TASK DESCRIPTION: Retype all the records with nothing changed.

STORED DATA:
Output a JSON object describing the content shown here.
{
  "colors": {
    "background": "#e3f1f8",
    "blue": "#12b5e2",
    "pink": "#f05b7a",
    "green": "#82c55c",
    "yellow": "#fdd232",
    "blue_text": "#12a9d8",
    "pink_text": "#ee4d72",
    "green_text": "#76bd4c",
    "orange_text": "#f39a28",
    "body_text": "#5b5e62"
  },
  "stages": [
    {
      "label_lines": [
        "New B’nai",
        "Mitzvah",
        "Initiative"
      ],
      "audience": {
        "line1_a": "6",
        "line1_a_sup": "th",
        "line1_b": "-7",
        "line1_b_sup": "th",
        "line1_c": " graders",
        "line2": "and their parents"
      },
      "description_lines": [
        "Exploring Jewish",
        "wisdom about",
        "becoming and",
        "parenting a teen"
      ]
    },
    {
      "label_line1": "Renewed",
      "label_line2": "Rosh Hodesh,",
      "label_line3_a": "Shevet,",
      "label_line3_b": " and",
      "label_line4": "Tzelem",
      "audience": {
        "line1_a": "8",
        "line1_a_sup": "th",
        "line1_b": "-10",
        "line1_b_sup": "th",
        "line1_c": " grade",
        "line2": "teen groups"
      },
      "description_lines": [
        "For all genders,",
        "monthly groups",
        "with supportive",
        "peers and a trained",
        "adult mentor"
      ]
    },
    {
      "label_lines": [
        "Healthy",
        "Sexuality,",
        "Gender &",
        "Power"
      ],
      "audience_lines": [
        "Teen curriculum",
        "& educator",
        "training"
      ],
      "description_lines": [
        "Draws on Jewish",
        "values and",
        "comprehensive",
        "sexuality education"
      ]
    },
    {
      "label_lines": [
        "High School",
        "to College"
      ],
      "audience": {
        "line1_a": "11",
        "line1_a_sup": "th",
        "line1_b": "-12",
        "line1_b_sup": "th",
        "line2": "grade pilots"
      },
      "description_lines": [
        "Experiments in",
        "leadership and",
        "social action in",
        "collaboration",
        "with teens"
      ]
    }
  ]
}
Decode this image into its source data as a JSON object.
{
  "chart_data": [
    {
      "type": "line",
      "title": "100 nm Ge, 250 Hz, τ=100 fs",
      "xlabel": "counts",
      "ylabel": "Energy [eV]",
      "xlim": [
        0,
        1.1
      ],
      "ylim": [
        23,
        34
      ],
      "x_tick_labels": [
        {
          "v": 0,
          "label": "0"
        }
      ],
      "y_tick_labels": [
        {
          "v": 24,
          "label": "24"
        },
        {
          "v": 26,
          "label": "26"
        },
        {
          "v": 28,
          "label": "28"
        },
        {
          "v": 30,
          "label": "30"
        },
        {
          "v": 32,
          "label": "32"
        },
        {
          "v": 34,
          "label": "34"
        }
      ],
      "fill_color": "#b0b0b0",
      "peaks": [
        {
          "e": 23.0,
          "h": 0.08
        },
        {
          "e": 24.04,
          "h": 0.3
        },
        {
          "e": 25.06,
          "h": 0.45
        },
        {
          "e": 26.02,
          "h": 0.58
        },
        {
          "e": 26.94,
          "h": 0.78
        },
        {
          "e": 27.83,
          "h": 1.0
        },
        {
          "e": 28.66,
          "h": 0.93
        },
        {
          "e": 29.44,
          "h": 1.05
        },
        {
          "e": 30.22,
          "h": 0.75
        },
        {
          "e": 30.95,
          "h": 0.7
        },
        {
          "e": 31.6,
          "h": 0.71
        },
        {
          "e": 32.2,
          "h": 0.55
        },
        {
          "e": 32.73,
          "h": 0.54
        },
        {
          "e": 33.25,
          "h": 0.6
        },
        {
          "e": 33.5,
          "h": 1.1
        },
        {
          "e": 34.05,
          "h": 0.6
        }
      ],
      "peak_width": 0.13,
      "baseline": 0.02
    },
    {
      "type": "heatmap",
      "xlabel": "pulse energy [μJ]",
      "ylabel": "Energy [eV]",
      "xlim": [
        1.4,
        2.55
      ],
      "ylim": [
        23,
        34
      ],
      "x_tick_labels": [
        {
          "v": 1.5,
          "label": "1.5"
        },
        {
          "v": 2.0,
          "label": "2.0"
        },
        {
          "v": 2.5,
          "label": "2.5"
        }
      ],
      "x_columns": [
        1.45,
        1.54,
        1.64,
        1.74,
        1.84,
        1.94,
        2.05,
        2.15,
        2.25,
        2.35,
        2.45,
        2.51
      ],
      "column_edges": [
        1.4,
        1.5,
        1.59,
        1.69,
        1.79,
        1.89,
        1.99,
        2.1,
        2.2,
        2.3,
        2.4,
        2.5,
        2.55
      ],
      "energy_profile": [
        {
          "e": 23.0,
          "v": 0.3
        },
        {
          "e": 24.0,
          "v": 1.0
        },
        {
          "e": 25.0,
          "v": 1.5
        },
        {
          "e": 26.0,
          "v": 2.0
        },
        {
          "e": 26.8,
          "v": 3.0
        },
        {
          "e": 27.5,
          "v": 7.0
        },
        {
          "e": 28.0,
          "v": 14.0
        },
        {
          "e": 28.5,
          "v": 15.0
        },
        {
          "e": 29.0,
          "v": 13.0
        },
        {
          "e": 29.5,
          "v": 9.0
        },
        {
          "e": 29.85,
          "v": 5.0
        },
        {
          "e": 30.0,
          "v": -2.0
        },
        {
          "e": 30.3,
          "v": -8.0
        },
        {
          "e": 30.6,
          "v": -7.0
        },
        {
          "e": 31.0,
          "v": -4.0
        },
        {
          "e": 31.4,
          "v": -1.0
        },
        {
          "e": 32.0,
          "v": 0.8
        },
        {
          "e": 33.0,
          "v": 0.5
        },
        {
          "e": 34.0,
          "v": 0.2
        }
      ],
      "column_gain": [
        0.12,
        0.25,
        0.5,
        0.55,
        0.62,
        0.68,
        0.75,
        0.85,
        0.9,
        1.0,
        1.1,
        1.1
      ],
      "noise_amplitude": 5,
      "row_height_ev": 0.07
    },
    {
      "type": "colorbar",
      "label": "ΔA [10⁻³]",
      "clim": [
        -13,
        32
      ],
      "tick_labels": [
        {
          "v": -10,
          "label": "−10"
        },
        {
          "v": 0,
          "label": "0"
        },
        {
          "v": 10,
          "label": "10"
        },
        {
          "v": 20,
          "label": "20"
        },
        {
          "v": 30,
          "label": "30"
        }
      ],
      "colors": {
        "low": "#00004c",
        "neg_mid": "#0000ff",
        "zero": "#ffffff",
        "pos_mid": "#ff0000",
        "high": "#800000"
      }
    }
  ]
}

WRITTEN ANSWER:
Output a JSON object describing the content shown here.
{
  "colors": {
    "background": "#e3f1f8",
    "blue": "#12b5e2",
    "pink": "#f05b7a",
    "green": "#82c55c",
    "yellow": "#fdd232",
    "blue_text": "#12a9d8",
    "pink_text": "#ee4d72",
    "green_text": "#76bd4c",
    "orange_text": "#f39a28",
    "body_text": "#5b5e62"
  },
  "stages": [
    {
      "label_lines": [
        "New B’nai",
        "Mitzvah",
        "Initiative"
      ],
      "audience": {
        "line1_a": "6",
        "line1_a_sup": "th",
        "line1_b": "-7",
        "line1_b_sup": "th",
        "line1_c": " graders",
        "line2": "and their parents"
      },
      "description_lines": [
        "Exploring Jewish",
        "wisdom about",
        "becoming and",
        "parenting a teen"
      ]
    },
    {
      "label_line1": "Renewed",
      "label_line2": "Rosh Hodesh,",
      "label_line3_a": "Shevet,",
      "label_line3_b": " and",
      "label_line4": "Tzelem",
      "audience": {
        "line1_a": "8",
        "line1_a_sup": "th",
        "line1_b": "-10",
        "line1_b_sup": "th",
        "line1_c": " grade",
        "line2": "teen groups"
      },
      "description_lines": [
        "For all genders,",
        "monthly groups",
        "with supportive",
        "peers and a trained",
        "adult mentor"
      ]
    },
    {
      "label_lines": [
        "Healthy",
        "Sexuality,",
        "Gender &",
        "Power"
      ],
      "audience_lines": [
        "Teen curriculum",
        "& educator",
        "training"
      ],
      "description_lines": [
        "Draws on Jewish",
        "values and",
        "comprehensive",
        "sexuality education"
      ]
    },
    {
      "label_lines": [
        "High School",
        "to College"
      ],
      "audience": {
        "line1_a": "11",
        "line1_a_sup": "th",
        "line1_b": "-12",
        "line1_b_sup": "th",
        "line2": "grade pilots"
      },
      "description_lines": [
        "Experiments in",
        "leadership and",
        "social action in",
        "collaboration",
        "with teens"
      ]
    }
  ]
}
Decode this image into its source data as a JSON object.
{
  "chart_data": [
    {
      "type": "line",
      "title": "100 nm Ge, 250 Hz, τ=100 fs",
      "xlabel": "counts",
      "ylabel": "Energy [eV]",
      "xlim": [
        0,
        1.1
      ],
      "ylim": [
        23,
        34
      ],
      "x_tick_labels": [
        {
          "v": 0,
          "label": "0"
        }
      ],
      "y_tick_labels": [
        {
          "v": 24,
          "label": "24"
        },
        {
          "v": 26,
          "label": "26"
        },
        {
          "v": 28,
          "label": "28"
        },
        {
          "v": 30,
          "label": "30"
        },
        {
          "v": 32,
          "label": "32"
        },
        {
          "v": 34,
          "label": "34"
        }
      ],
      "fill_color": "#b0b0b0",
      "peaks": [
        {
          "e": 23.0,
          "h": 0.08
        },
        {
          "e": 24.04,
          "h": 0.3
        },
        {
          "e": 25.06,
          "h": 0.45
        },
        {
          "e": 26.02,
          "h": 0.58
        },
        {
          "e": 26.94,
          "h": 0.78
        },
        {
          "e": 27.83,
          "h": 1.0
        },
        {
          "e": 28.66,
          "h": 0.93
        },
        {
          "e": 29.44,
          "h": 1.05
        },
        {
          "e": 30.22,
          "h": 0.75
        },
        {
          "e": 30.95,
          "h": 0.7
        },
        {
          "e": 31.6,
          "h": 0.71
        },
        {
          "e": 32.2,
          "h": 0.55
        },
        {
          "e": 32.73,
          "h": 0.54
        },
        {
          "e": 33.25,
          "h": 0.6
        },
        {
          "e": 33.5,
          "h": 1.1
        },
        {
          "e": 34.05,
          "h": 0.6
        }
      ],
      "peak_width": 0.13,
      "baseline": 0.02
    },
    {
      "type": "heatmap",
      "xlabel": "pulse energy [μJ]",
      "ylabel": "Energy [eV]",
      "xlim": [
        1.4,
        2.55
      ],
      "ylim": [
        23,
        34
      ],
      "x_tick_labels": [
        {
          "v": 1.5,
          "label": "1.5"
        },
        {
          "v": 2.0,
          "label": "2.0"
        },
        {
          "v": 2.5,
          "label": "2.5"
        }
      ],
      "x_columns": [
        1.45,
        1.54,
        1.64,
        1.74,
        1.84,
        1.94,
        2.05,
        2.15,
        2.25,
        2.35,
        2.45,
        2.51
      ],
      "column_edges": [
        1.4,
        1.5,
        1.59,
        1.69,
        1.79,
        1.89,
        1.99,
        2.1,
        2.2,
        2.3,
        2.4,
        2.5,
        2.55
      ],
      "energy_profile": [
        {
          "e": 23.0,
          "v": 0.3
        },
        {
          "e": 24.0,
          "v": 1.0
        },
        {
          "e": 25.0,
          "v": 1.5
        },
        {
          "e": 26.0,
          "v": 2.0
        },
        {
          "e": 26.8,
          "v": 3.0
        },
        {
          "e": 27.5,
          "v": 7.0
        },
        {
          "e": 28.0,
          "v": 14.0
        },
        {
          "e": 28.5,
          "v": 15.0
        },
        {
          "e": 29.0,
          "v": 13.0
        },
        {
          "e": 29.5,
          "v": 9.0
        },
        {
          "e": 29.85,
          "v": 5.0
        },
        {
          "e": 30.0,
          "v": -2.0
        },
        {
          "e": 30.3,
          "v": -8.0
        },
        {
          "e": 30.6,
          "v": -7.0
        },
        {
          "e": 31.0,
          "v": -4.0
        },
        {
          "e": 31.4,
          "v": -1.0
        },
        {
          "e": 32.0,
          "v": 0.8
        },
        {
          "e": 33.0,
          "v": 0.5
        },
        {
          "e": 34.0,
          "v": 0.2
        }
      ],
      "column_gain": [
        0.12,
        0.25,
        0.5,
        0.55,
        0.62,
        0.68,
        0.75,
        0.85,
        0.9,
        1.0,
        1.1,
        1.1
      ],
      "noise_amplitude": 5,
      "row_height_ev": 0.07
    },
    {
      "type": "colorbar",
      "label": "ΔA [10⁻³]",
      "clim": [
        -13,
        32
      ],
      "tick_labels": [
        {
          "v": -10,
          "label": "−10"
        },
        {
          "v": 0,
          "label": "0"
        },
        {
          "v": 10,
          "label": "10"
        },
        {
          "v": 20,
          "label": "20"
        },
        {
          "v": 30,
          "label": "30"
        }
      ],
      "colors": {
        "low": "#00004c",
        "neg_mid": "#0000ff",
        "zero": "#ffffff",
        "pos_mid": "#ff0000",
        "high": "#800000"
      }
    }
  ]
}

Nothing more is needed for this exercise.